— BEGIN Material for the task —

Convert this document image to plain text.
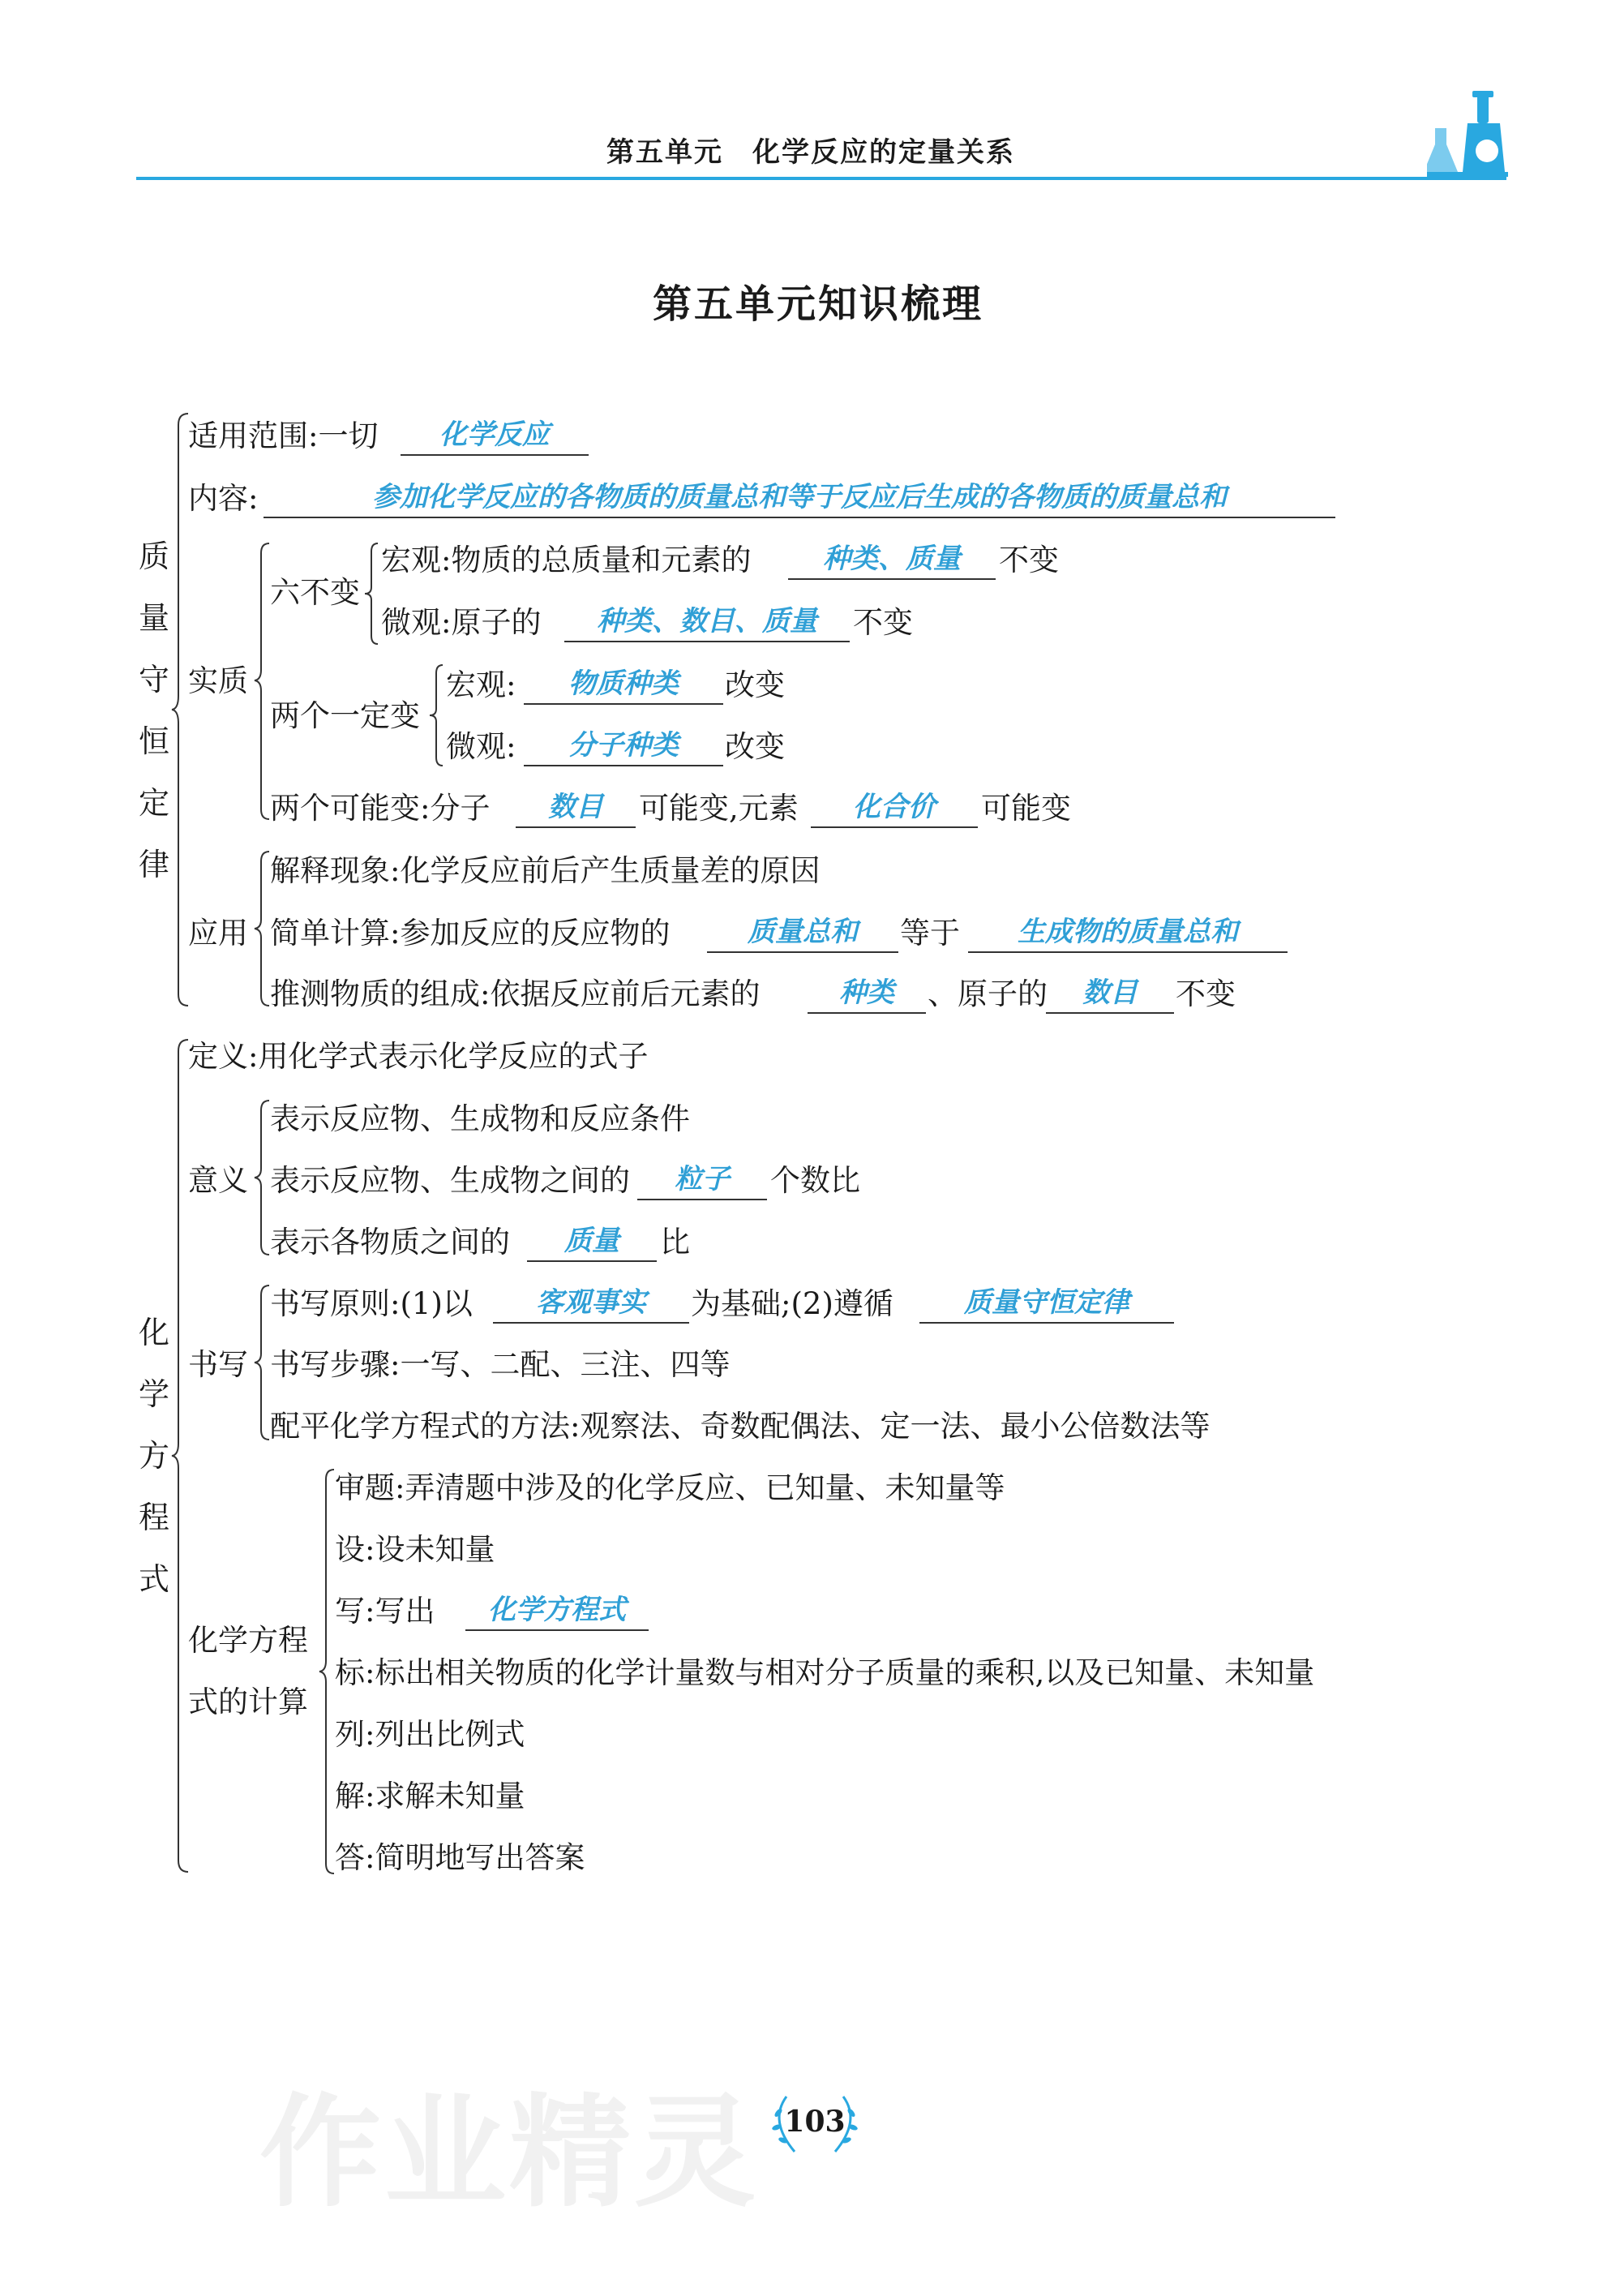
第五单元　化学反应的定量关系
第五单元知识梳理
质
量
守
恒
定
律
适用范围:一切	化学反应
内容:	参加化学反应的各物质的质量总和等于反应后生成的各物质的质量总和
实质
六不变
宏观:物质的总质量和元素的	种类、质量	不变
微观:原子的	种类、数目、质量	不变
两个一定变
宏观:	物质种类	改变
微观:	分子种类	改变
两个可能变:分子	数目	可能变,元素	化合价	可能变
应用
解释现象:化学反应前后产生质量差的原因
简单计算:参加反应的反应物的	质量总和	等于	生成物的质量总和
推测物质的组成:依据反应前后元素的	种类	、原子的	数目	不变
化
学
方
程
式
定义:用化学式表示化学反应的式子
意义
表示反应物、生成物和反应条件
表示反应物、生成物之间的	粒子	个数比
表示各物质之间的	质量	比
书写
书写原则:(1)以	客观事实	为基础;(2)遵循	质量守恒定律
书写步骤:一写、二配、三注、四等
配平化学方程式的方法:观察法、奇数配偶法、定一法、最小公倍数法等
化学方程
式的计算
审题:弄清题中涉及的化学反应、已知量、未知量等
设:设未知量
写:写出	化学方程式
标:标出相关物质的化学计量数与相对分子质量的乘积,以及已知量、未知量
列:列出比例式
解:求解未知量
答:简明地写出答案
作业精灵 103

— END Material for the task —

■ To be done: Exactly as written, return every line of the listing, but not the pictures.

■ Finished task:
Convert this document image to plain text.
第五单元　化学反应的定量关系
第五单元知识梳理
质
量
守
恒
定
律
适用范围:一切	化学反应
内容:	参加化学反应的各物质的质量总和等于反应后生成的各物质的质量总和
实质
六不变
宏观:物质的总质量和元素的	种类、质量	不变
微观:原子的	种类、数目、质量	不变
两个一定变
宏观:	物质种类	改变
微观:	分子种类	改变
两个可能变:分子	数目	可能变,元素	化合价	可能变
应用
解释现象:化学反应前后产生质量差的原因
简单计算:参加反应的反应物的	质量总和	等于	生成物的质量总和
推测物质的组成:依据反应前后元素的	种类	、原子的	数目	不变
化
学
方
程
式
定义:用化学式表示化学反应的式子
意义
表示反应物、生成物和反应条件
表示反应物、生成物之间的	粒子	个数比
表示各物质之间的	质量	比
书写
书写原则:(1)以	客观事实	为基础;(2)遵循	质量守恒定律
书写步骤:一写、二配、三注、四等
配平化学方程式的方法:观察法、奇数配偶法、定一法、最小公倍数法等
化学方程
式的计算
审题:弄清题中涉及的化学反应、已知量、未知量等
设:设未知量
写:写出	化学方程式
标:标出相关物质的化学计量数与相对分子质量的乘积,以及已知量、未知量
列:列出比例式
解:求解未知量
答:简明地写出答案
作业精灵 103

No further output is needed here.